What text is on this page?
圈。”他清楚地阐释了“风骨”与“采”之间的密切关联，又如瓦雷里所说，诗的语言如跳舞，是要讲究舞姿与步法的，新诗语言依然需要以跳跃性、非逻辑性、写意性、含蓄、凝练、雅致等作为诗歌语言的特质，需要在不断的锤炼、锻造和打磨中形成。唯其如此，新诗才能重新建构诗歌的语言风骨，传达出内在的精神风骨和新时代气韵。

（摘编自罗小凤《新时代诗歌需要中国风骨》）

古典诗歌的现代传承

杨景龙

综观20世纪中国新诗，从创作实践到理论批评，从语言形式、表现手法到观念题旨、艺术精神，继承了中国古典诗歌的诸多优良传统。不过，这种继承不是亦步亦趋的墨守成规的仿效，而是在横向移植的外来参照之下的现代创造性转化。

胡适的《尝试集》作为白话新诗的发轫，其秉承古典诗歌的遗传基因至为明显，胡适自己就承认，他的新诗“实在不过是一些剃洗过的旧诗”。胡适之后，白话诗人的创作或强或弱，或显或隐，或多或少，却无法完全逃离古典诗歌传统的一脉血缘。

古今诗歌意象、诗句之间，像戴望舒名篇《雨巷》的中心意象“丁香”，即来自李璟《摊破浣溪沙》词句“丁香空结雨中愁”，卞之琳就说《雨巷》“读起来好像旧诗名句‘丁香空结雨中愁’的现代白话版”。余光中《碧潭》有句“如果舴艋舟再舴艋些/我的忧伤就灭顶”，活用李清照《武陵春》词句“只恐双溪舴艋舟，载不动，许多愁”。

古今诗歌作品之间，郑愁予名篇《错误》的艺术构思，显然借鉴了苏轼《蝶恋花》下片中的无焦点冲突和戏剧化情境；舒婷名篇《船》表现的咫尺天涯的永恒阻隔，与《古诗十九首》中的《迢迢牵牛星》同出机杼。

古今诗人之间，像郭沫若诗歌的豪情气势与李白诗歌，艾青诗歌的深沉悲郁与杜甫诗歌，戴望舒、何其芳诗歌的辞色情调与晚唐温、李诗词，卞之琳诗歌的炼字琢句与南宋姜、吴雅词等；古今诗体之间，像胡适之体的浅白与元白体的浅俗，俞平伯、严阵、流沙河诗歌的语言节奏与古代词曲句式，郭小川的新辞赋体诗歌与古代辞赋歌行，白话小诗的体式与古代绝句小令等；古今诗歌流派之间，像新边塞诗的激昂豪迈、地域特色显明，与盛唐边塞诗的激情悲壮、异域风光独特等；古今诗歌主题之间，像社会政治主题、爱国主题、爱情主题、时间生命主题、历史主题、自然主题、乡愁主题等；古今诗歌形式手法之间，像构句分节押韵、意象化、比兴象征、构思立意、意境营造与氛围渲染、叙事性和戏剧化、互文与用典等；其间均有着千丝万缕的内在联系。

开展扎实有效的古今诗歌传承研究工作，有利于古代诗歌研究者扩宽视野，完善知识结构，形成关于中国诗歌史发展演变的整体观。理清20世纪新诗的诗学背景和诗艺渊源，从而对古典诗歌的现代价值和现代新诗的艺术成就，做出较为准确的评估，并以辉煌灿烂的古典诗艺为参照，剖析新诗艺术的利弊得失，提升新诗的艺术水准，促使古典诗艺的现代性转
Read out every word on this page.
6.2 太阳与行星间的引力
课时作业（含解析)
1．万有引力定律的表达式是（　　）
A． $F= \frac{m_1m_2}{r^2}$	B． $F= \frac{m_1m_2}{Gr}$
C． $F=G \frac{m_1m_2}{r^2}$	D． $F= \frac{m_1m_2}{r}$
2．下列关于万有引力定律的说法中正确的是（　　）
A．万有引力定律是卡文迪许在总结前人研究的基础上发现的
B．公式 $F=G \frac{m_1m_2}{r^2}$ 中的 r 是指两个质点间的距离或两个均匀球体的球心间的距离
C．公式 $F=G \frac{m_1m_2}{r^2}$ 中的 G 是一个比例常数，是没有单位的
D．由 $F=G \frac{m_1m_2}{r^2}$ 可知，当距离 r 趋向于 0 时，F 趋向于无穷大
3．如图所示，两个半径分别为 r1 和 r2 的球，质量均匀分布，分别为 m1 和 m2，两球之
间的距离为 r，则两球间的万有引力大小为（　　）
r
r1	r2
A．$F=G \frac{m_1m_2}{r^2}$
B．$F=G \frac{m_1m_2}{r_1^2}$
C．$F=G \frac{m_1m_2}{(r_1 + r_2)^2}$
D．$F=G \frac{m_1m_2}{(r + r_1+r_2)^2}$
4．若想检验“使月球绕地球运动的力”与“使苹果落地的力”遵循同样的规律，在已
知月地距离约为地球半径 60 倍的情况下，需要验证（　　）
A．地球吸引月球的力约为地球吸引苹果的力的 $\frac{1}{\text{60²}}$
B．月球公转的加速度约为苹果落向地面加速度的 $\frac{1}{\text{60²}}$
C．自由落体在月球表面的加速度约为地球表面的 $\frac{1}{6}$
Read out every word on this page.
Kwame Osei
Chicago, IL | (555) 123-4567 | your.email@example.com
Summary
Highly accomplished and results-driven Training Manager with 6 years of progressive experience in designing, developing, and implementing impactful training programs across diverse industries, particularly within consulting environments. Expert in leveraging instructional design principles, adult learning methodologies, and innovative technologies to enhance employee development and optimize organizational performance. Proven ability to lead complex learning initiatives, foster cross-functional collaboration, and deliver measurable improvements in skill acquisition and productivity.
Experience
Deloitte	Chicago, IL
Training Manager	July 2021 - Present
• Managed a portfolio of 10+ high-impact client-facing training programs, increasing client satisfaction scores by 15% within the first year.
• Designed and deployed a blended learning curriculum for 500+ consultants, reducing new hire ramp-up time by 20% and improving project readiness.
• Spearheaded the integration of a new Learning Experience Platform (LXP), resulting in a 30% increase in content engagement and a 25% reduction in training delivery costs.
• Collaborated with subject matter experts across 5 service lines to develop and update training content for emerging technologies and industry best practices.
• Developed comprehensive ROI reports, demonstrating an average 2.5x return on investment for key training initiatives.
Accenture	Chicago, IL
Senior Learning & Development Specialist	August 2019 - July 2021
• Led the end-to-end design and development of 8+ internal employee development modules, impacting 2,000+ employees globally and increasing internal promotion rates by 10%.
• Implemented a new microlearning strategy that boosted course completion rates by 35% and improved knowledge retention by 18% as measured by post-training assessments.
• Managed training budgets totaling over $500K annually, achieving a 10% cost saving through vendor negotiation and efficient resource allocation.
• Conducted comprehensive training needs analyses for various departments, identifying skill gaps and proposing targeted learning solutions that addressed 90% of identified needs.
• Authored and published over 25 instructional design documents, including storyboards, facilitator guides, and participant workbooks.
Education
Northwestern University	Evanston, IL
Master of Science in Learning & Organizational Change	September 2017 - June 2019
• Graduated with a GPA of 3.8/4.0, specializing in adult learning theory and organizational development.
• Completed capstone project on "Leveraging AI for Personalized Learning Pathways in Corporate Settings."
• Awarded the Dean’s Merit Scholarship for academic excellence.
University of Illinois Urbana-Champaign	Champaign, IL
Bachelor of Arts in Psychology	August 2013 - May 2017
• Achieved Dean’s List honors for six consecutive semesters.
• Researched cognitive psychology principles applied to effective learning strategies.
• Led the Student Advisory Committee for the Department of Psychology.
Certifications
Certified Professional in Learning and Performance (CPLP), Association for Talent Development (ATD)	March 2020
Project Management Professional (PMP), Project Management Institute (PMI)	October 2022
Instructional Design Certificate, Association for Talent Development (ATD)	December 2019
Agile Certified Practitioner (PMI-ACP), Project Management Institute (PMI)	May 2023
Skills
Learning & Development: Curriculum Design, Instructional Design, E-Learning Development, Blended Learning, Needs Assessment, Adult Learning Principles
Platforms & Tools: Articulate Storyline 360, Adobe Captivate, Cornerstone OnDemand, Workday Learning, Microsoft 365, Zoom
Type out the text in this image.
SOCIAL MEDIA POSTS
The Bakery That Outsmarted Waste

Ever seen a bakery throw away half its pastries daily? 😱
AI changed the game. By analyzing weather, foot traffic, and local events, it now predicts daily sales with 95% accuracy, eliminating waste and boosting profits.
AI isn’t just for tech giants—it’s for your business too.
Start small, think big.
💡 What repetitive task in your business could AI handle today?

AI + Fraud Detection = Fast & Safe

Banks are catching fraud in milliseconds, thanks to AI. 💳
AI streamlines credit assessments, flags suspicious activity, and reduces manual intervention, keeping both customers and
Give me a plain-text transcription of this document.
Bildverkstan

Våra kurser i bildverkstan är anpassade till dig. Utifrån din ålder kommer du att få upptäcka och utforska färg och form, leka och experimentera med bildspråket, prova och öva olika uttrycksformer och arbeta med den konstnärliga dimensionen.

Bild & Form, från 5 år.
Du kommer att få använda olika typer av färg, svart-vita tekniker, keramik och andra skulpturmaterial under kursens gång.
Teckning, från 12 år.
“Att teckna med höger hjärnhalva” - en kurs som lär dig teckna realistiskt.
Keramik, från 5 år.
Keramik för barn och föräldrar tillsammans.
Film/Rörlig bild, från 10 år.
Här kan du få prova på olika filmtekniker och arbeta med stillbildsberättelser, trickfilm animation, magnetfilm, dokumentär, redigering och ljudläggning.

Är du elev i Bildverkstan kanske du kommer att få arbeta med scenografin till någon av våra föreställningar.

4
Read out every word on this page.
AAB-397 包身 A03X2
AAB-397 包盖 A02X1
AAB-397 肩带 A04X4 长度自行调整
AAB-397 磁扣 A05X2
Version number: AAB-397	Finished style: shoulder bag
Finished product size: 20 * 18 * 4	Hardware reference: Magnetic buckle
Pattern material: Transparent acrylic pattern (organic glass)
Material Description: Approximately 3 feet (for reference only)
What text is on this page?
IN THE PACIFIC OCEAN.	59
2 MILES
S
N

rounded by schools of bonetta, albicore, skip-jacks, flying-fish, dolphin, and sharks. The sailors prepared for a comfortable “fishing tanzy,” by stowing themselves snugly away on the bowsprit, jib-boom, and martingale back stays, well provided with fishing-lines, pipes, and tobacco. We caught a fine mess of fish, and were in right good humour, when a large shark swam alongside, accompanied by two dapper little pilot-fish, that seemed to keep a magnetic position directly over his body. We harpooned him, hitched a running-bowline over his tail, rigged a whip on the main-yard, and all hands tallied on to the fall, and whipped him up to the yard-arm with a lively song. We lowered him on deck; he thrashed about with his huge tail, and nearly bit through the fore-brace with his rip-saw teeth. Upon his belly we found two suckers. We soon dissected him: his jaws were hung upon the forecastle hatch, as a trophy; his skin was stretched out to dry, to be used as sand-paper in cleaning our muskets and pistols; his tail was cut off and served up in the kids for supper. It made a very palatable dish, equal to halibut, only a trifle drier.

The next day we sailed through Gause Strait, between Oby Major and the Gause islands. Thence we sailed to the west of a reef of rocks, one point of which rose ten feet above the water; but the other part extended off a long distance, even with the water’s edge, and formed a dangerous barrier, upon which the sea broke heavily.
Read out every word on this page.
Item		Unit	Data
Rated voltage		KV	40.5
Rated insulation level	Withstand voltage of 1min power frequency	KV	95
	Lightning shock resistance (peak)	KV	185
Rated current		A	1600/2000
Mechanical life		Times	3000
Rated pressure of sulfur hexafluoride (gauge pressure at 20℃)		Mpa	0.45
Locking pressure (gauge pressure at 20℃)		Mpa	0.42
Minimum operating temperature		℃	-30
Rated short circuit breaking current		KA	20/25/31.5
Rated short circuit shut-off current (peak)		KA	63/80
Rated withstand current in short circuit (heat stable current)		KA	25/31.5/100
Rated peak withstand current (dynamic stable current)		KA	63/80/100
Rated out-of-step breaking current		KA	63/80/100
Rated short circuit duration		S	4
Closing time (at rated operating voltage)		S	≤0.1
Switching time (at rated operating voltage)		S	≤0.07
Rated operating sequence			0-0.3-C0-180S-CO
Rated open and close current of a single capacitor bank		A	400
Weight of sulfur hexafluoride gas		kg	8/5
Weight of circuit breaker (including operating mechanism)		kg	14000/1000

-.-.-

▶ [Aim of the exercise]:
How many lines of the data hold the string "across"? Reply with the number alone.

▶ [Answer to the task]:
2